» Task objective
Filter these entries, keeping only lines that hold the word "What".

» Given information
++++++++++++++++++++

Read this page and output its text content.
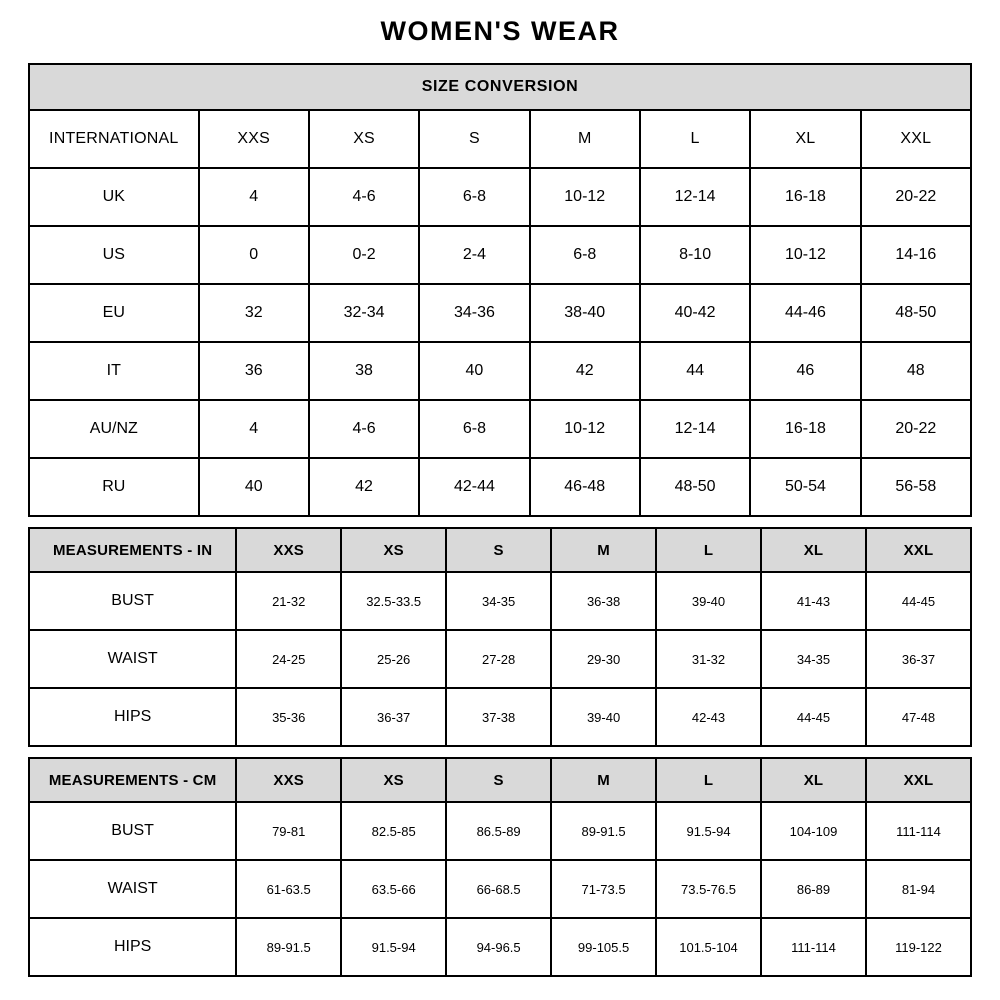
WOMEN'S WEAR
SIZE CONVERSION							
INTERNATIONAL	XXS	XS	S	M	L	XL	XXL
UK	4	4-6	6-8	10-12	12-14	16-18	20-22
US	0	0-2	2-4	6-8	8-10	10-12	14-16
EU	32	32-34	34-36	38-40	40-42	44-46	48-50
IT	36	38	40	42	44	46	48
AU/NZ	4	4-6	6-8	10-12	12-14	16-18	20-22
RU	40	42	42-44	46-48	48-50	50-54	56-58
MEASUREMENTS - IN	XXS	XS	S	M	L	XL	XXL
BUST	21-32	32.5-33.5	34-35	36-38	39-40	41-43	44-45
WAIST	24-25	25-26	27-28	29-30	31-32	34-35	36-37
HIPS	35-36	36-37	37-38	39-40	42-43	44-45	47-48
MEASUREMENTS - CM	XXS	XS	S	M	L	XL	XXL
BUST	79-81	82.5-85	86.5-89	89-91.5	91.5-94	104-109	111-114
WAIST	61-63.5	63.5-66	66-68.5	71-73.5	73.5-76.5	86-89	81-94
HIPS	89-91.5	91.5-94	94-96.5	99-105.5	101.5-104	111-114	119-122
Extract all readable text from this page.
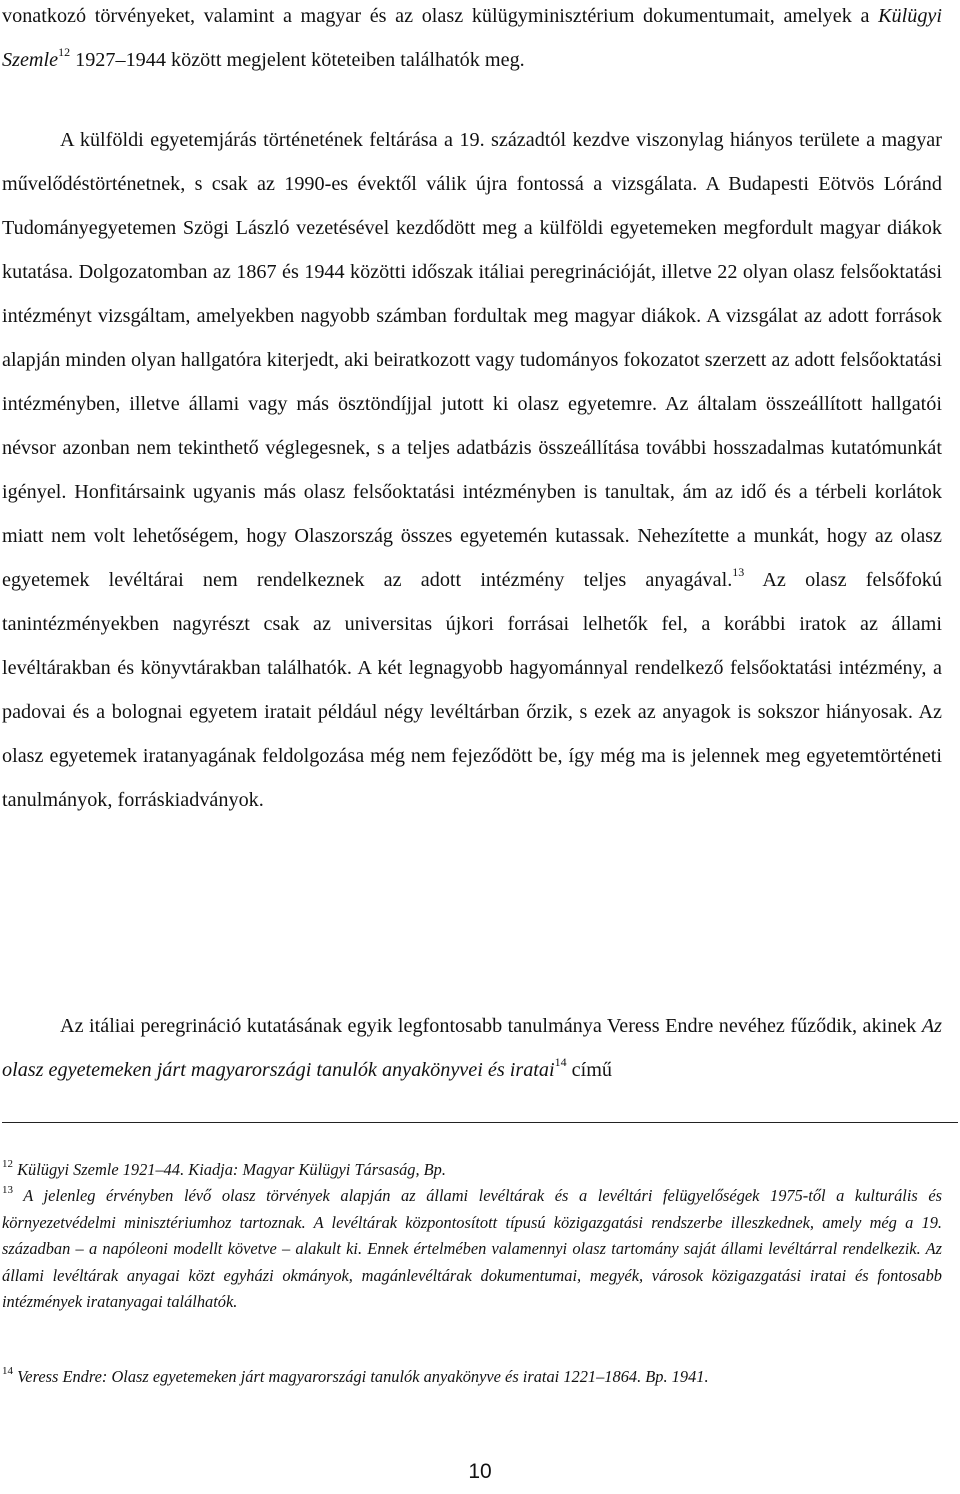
vonatkozó törvényeket, valamint a magyar és az olasz külügyminisztérium dokumentumait, amelyek a Külügyi Szemle$^{12}$ 1927–1944 között megjelent köteteiben találhatók meg.

A külföldi egyetemjárás történetének feltárása a 19. századtól kezdve viszonylag hiányos területe a magyar művelődéstörténetnek, s csak az 1990-es évektől válik újra fontossá a vizsgálata. A Budapesti Eötvös Lóránd Tudományegyetemen Szögi László vezetésével kezdődött meg a külföldi egyetemeken megfordult magyar diákok kutatása. Dolgozatomban az 1867 és 1944 közötti időszak itáliai peregrinációját, illetve 22 olyan olasz felsőoktatási intézményt vizsgáltam, amelyekben nagyobb számban fordultak meg magyar diákok. A vizsgálat az adott források alapján minden olyan hallgatóra kiterjedt, aki beiratkozott vagy tudományos fokozatot szerzett az adott felsőoktatási intézményben, illetve állami vagy más ösztöndíjjal jutott ki olasz egyetemre. Az általam összeállított hallgatói névsor azonban nem tekinthető véglegesnek, s a teljes adatbázis összeállítása további hosszadalmas kutatómunkát igényel. Honfitársaink ugyanis más olasz felsőoktatási intézményben is tanultak, ám az idő és a térbeli korlátok miatt nem volt lehetőségem, hogy Olaszország összes egyetemén kutassak. Nehezítette a munkát, hogy az olasz egyetemek levéltárai nem rendelkeznek az adott intézmény teljes anyagával.$^{13}$ Az olasz felsőfokú tanintézményekben nagyrészt csak az universitas újkori forrásai lelhetők fel, a korábbi iratok az állami levéltárakban és könyvtárakban találhatók. A két legnagyobb hagyománnyal rendelkező felsőoktatási intézmény, a padovai és a bolognai egyetem iratait például négy levéltárban őrzik, s ezek az anyagok is sokszor hiányosak. Az olasz egyetemek iratanyagának feldolgozása még nem fejeződött be, így még ma is jelennek meg egyetemtörténeti tanulmányok, forráskiadványok.

Az itáliai peregrináció kutatásának egyik legfontosabb tanulmánya Veress Endre nevéhez fűződik, akinek Az olasz egyetemeken járt magyarországi tanulók anyakönyvei és iratai$^{14}$ című

$^{12}$ Külügyi Szemle 1921–44. Kiadja: Magyar Külügyi Társaság, Bp.

$^{13}$ A jelenleg érvényben lévő olasz törvények alapján az állami levéltárak és a levéltári felügyelőségek 1975-től a kulturális és környezetvédelmi minisztériumhoz tartoznak. A levéltárak központosított típusú közigazgatási rendszerbe illeszkednek, amely még a 19. században – a napóleoni modellt követve – alakult ki. Ennek értelmében valamennyi olasz tartomány saját állami levéltárral rendelkezik. Az állami levéltárak anyagai közt egyházi okmányok, magánlevéltárak dokumentumai, megyék, városok közigazgatási iratai és fontosabb intézmények iratanyagai találhatók.

$^{14}$ Veress Endre: Olasz egyetemeken járt magyarországi tanulók anyakönyve és iratai 1221–1864. Bp. 1941.

10
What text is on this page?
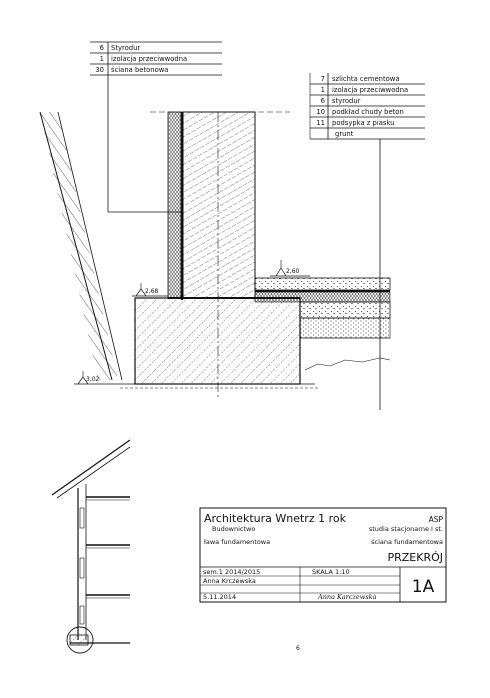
6 Styrodur
1 izolacja przeciwwodna
30 ściana betonowa
7 szlichta cementowa
1 izolacja przeciwwodna
6 styrodur
10 podkład chudy beton
11 podsypka z piasku
grunt
2,60
2,68
3,02
Architektura Wnetrz 1 rok	ASP
Budownictwo	studia stacjonarne I st.
ława fundamentowa	ściana fundamentowa
PRZEKRÓJ
sem.1 2014/2015	SKALA 1:10
Anna Krczewska
5.11.2014	Anna Karczewska 1A
6
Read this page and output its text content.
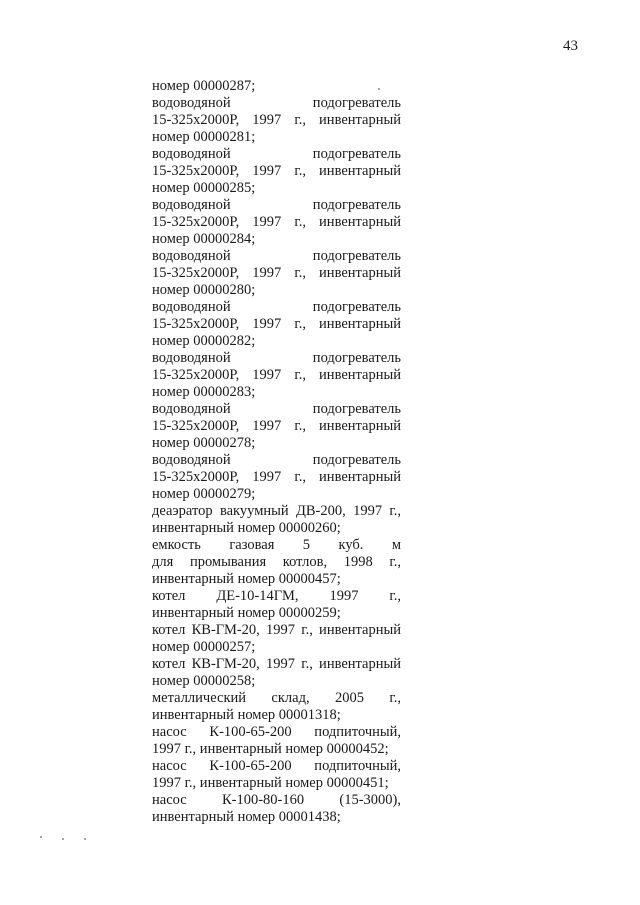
43
номер 00000287;
водоводяной подогреватель
15-325x2000Р, 1997 г., инвентарный
номер 00000281;
водоводяной подогреватель
15-325x2000Р, 1997 г., инвентарный
номер 00000285;
водоводяной подогреватель
15-325x2000Р, 1997 г., инвентарный
номер 00000284;
водоводяной подогреватель
15-325x2000Р, 1997 г., инвентарный
номер 00000280;
водоводяной подогреватель
15-325x2000Р, 1997 г., инвентарный
номер 00000282;
водоводяной подогреватель
15-325x2000Р, 1997 г., инвентарный
номер 00000283;
водоводяной подогреватель
15-325x2000Р, 1997 г., инвентарный
номер 00000278;
водоводяной подогреватель
15-325x2000Р, 1997 г., инвентарный
номер 00000279;
деаэратор вакуумный ДВ-200, 1997 г.,
инвентарный номер 00000260;
емкость газовая 5 куб. м
для промывания котлов, 1998 г.,
инвентарный номер 00000457;
котел ДЕ-10-14ГМ, 1997 г.,
инвентарный номер 00000259;
котел КВ-ГМ-20, 1997 г., инвентарный
номер 00000257;
котел КВ-ГМ-20, 1997 г., инвентарный
номер 00000258;
металлический склад, 2005 г.,
инвентарный номер 00001318;
насос К-100-65-200 подпиточный,
1997 г., инвентарный номер 00000452;
насос К-100-65-200 подпиточный,
1997 г., инвентарный номер 00000451;
насос К-100-80-160 (15-3000),
инвентарный номер 00001438;
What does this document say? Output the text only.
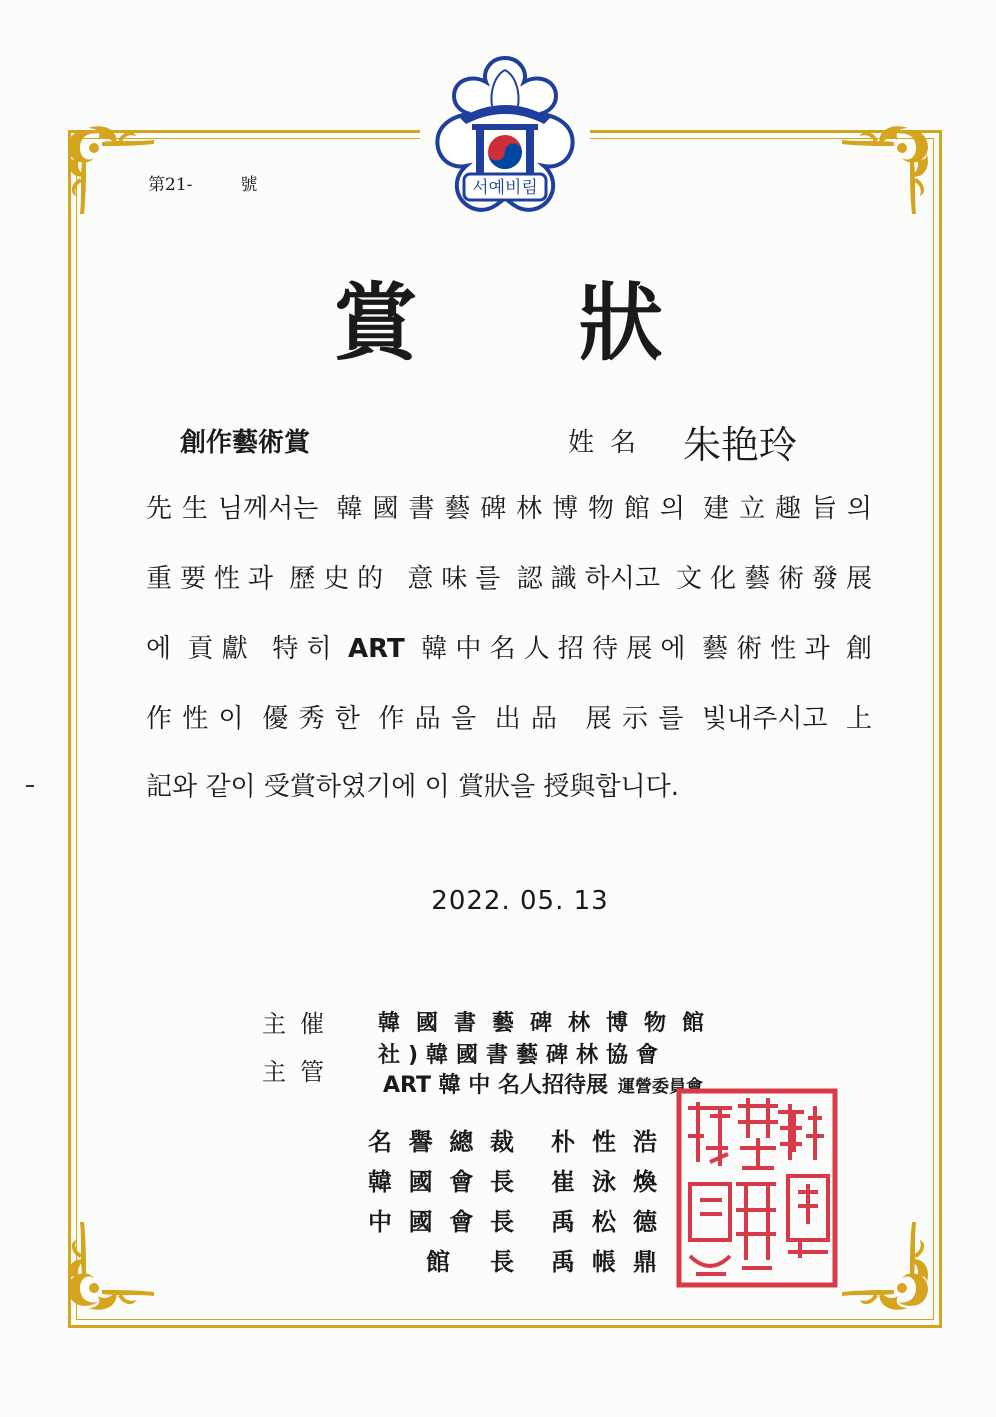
서예비림
第21-	號
賞 狀
創作藝術賞	姓名 朱艳玲
先生님께서는 韓國書藝碑林博物館의 建立趣旨의
重要性과 歷史的 意味를 認識하시고 文化藝術發展
에 貢獻 特히 ART 韓中名人招待展에 藝術性과 創
作性이 優秀한 作品을 出品 展示를 빛내주시고 上
記와 같이 受賞하였기에 이 賞狀을 授與합니다.
2022. 05. 13
主催
主管
韓國書藝碑林博物館
社)韓國書藝碑林協會
ART 韓 中 名人招待展 運營委員會
名譽總裁 朴性浩
韓國會長 崔泳煥
中國會長 禹松德
館長 禹帳鼎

++++++++++++++++++++

» Expected answer
What text is on this page?
What does this document say? Output the text only.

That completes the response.